Dataset records:
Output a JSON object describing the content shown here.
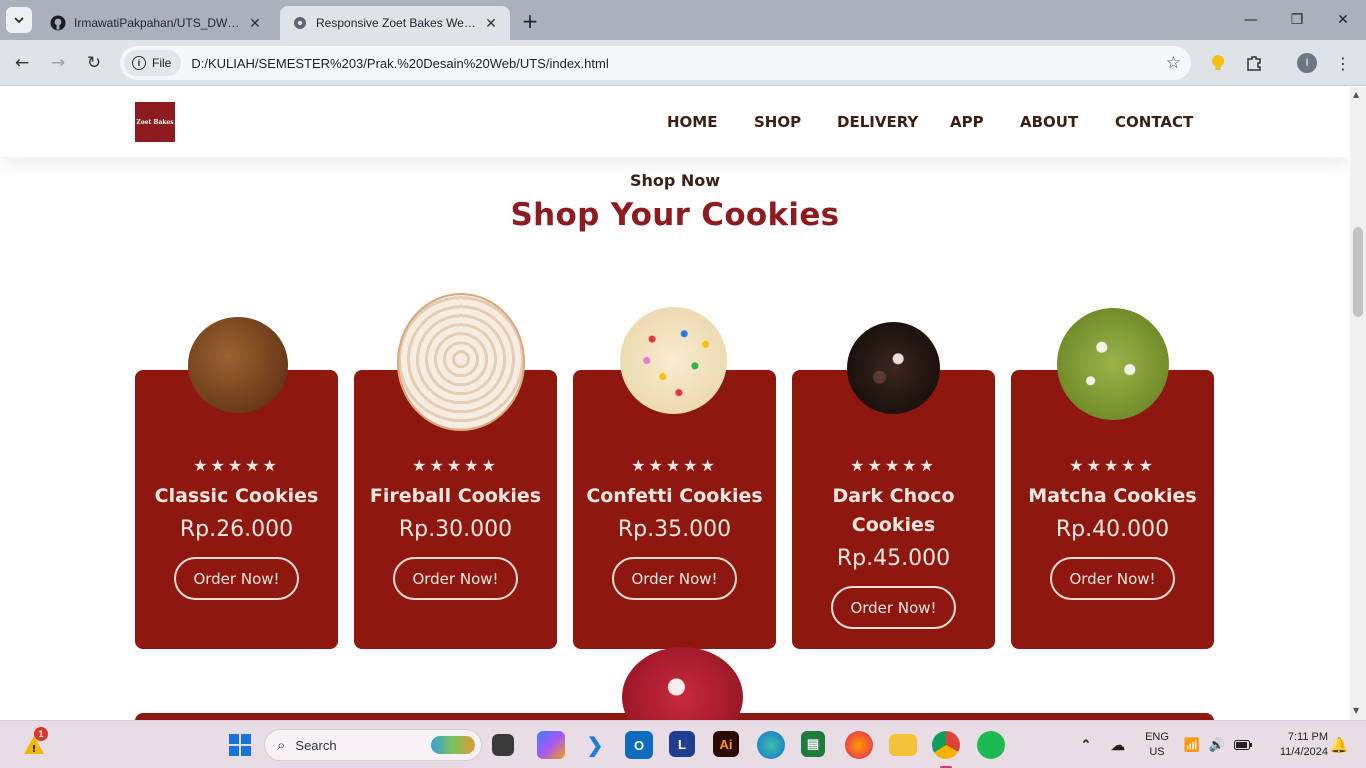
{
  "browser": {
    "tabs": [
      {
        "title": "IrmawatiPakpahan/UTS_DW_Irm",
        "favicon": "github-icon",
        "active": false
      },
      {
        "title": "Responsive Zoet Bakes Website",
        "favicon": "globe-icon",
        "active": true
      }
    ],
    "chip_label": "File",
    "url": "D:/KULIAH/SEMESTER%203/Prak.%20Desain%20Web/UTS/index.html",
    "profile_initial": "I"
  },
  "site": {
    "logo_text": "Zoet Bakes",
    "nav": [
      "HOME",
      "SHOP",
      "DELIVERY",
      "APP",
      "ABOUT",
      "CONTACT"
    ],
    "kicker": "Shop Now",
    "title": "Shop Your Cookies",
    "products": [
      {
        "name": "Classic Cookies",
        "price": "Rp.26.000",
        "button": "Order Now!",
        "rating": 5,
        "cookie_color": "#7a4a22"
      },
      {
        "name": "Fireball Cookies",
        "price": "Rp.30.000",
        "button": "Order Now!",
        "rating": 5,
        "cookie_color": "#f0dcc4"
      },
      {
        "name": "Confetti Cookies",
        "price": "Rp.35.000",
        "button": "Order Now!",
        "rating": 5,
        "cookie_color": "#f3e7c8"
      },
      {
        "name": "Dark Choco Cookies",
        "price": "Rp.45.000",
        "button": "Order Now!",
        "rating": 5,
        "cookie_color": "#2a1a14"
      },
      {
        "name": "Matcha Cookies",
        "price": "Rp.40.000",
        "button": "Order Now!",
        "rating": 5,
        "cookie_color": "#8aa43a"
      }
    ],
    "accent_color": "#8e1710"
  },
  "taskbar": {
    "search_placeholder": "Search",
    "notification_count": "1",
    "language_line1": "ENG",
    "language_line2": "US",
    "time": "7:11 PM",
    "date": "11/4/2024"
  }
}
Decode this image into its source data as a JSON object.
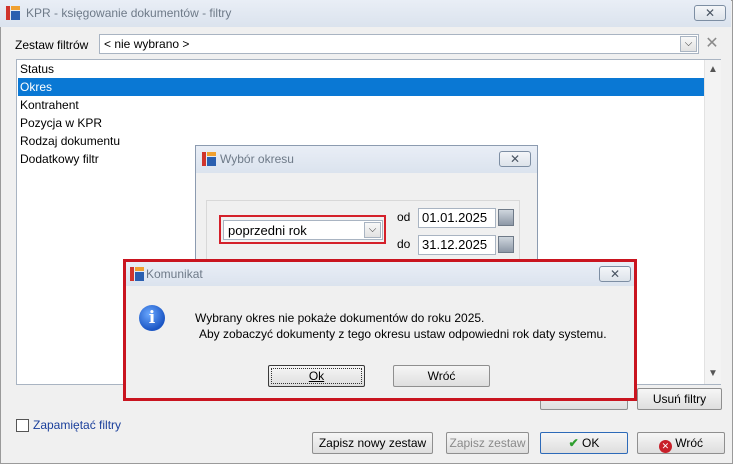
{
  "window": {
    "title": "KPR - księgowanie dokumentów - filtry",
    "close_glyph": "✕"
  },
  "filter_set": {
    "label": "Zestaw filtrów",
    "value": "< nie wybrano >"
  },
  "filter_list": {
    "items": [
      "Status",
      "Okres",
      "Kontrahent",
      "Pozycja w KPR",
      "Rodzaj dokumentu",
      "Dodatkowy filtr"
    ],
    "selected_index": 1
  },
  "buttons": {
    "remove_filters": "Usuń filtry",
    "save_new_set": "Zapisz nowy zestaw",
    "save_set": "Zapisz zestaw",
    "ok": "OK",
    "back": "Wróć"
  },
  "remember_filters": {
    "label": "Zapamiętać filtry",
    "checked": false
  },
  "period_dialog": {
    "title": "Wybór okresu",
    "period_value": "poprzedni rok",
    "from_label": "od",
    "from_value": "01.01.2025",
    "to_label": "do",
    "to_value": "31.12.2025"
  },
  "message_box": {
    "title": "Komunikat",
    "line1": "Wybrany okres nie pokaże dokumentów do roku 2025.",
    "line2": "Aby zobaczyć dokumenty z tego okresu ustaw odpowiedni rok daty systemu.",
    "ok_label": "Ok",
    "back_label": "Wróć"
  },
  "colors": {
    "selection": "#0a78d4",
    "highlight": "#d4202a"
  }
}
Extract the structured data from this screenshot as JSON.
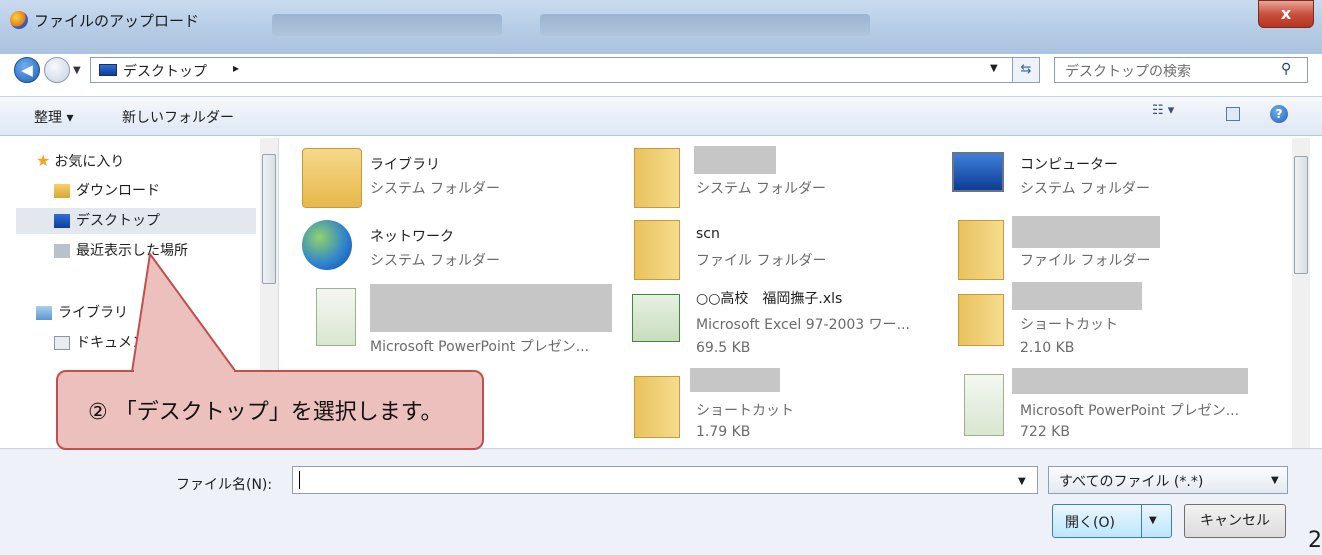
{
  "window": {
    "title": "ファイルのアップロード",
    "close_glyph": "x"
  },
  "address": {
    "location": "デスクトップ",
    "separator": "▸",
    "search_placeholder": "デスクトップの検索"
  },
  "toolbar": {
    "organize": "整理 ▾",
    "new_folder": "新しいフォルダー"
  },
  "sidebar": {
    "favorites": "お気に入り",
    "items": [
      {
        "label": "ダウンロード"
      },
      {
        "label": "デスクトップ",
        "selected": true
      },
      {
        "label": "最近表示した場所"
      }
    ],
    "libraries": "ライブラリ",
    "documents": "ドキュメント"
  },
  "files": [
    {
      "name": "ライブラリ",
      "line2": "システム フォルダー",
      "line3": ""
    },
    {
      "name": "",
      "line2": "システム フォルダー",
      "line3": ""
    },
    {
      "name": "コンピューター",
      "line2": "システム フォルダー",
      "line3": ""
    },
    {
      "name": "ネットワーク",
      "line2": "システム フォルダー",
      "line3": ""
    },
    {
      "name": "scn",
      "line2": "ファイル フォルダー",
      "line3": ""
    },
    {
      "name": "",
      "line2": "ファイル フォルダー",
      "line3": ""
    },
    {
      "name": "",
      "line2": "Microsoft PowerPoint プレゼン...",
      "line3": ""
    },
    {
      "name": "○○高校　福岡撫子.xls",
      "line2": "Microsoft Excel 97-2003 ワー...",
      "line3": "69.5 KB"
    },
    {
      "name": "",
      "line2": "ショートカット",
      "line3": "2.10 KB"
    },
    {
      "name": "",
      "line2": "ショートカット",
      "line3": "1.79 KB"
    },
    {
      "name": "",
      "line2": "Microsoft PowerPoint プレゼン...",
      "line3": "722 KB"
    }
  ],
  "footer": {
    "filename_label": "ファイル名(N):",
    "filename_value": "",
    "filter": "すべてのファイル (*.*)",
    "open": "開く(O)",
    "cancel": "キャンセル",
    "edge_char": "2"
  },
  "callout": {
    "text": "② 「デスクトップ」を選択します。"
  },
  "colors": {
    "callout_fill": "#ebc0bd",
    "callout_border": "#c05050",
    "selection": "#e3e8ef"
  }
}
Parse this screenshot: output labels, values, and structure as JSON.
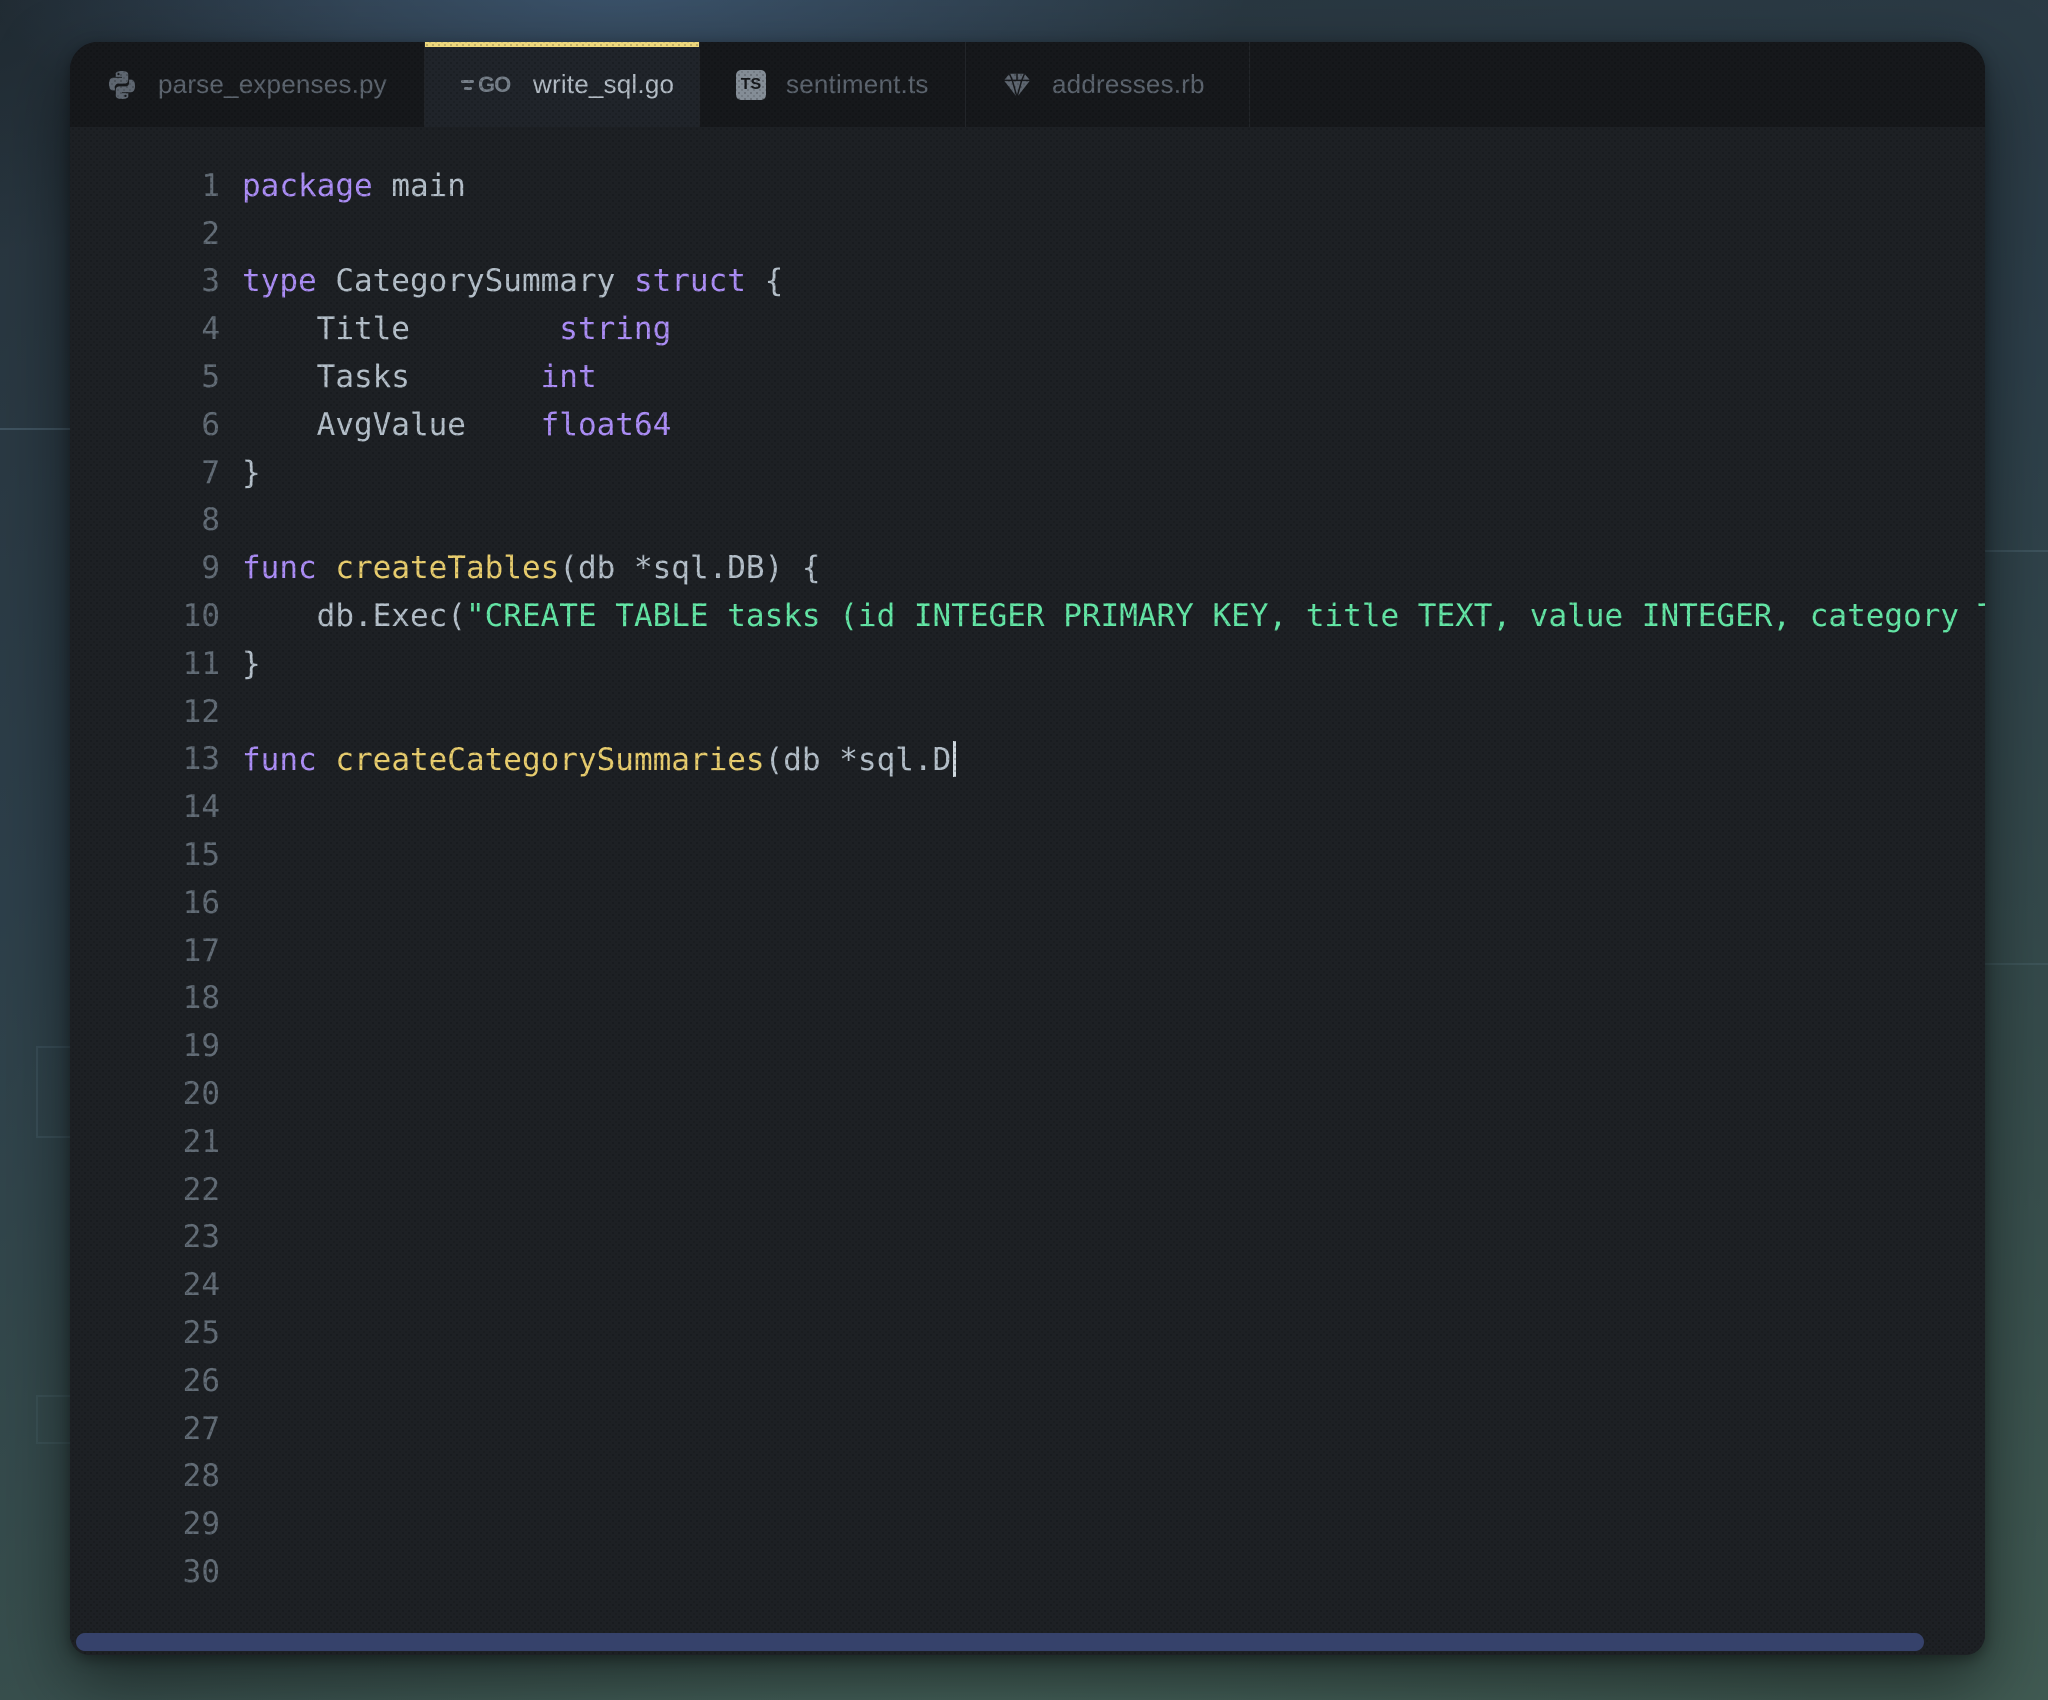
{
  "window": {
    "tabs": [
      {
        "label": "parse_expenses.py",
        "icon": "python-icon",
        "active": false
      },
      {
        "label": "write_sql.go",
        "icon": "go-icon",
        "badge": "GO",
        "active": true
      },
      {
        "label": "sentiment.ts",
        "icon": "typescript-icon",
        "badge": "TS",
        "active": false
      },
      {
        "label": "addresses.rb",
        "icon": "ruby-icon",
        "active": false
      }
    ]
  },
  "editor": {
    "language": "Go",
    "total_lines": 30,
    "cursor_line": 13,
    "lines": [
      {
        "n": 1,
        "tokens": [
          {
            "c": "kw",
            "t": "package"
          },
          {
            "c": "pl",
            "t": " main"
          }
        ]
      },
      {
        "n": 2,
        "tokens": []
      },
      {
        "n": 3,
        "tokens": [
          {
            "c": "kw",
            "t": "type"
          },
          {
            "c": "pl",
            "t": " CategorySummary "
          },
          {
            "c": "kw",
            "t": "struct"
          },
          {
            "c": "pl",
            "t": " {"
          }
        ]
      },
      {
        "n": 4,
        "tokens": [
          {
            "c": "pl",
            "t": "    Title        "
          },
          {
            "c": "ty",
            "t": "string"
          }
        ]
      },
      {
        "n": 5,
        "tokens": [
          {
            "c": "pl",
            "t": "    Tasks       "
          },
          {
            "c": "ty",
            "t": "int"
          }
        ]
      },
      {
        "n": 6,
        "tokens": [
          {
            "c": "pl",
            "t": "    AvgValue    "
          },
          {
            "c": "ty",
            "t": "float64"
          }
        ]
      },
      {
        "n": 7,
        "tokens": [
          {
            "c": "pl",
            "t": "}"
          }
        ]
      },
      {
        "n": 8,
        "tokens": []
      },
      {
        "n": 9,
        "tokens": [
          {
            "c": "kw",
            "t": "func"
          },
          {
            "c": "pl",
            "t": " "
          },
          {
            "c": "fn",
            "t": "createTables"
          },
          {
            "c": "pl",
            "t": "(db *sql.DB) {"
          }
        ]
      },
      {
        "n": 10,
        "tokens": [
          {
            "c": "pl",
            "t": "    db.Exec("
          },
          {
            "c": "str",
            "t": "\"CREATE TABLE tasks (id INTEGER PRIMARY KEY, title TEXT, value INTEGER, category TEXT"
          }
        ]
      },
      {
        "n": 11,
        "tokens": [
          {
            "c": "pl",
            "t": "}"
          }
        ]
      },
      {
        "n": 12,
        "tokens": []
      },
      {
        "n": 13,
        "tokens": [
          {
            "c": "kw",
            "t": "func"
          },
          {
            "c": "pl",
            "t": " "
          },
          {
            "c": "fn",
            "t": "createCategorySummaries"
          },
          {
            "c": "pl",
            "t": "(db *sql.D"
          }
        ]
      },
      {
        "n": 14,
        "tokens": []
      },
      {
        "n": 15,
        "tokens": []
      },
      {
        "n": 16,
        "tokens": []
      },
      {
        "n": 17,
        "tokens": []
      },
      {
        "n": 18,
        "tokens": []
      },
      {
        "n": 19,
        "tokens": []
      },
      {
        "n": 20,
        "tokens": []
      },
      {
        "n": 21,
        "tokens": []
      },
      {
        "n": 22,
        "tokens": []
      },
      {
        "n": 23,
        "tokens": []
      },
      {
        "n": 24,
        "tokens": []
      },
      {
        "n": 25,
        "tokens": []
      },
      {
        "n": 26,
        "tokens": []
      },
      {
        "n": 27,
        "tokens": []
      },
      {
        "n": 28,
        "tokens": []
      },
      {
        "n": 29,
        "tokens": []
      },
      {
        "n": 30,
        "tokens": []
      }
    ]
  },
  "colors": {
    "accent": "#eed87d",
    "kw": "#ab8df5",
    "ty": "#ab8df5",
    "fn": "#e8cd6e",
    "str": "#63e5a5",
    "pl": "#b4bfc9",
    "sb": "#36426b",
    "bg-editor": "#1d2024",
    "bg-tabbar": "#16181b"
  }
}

Work required: Identify every line where the string "Zapisz" appears.

Reply to the task:
    "save_new_set": "Zapisz nowy zestaw",
    "save_set": "Zapisz zestaw",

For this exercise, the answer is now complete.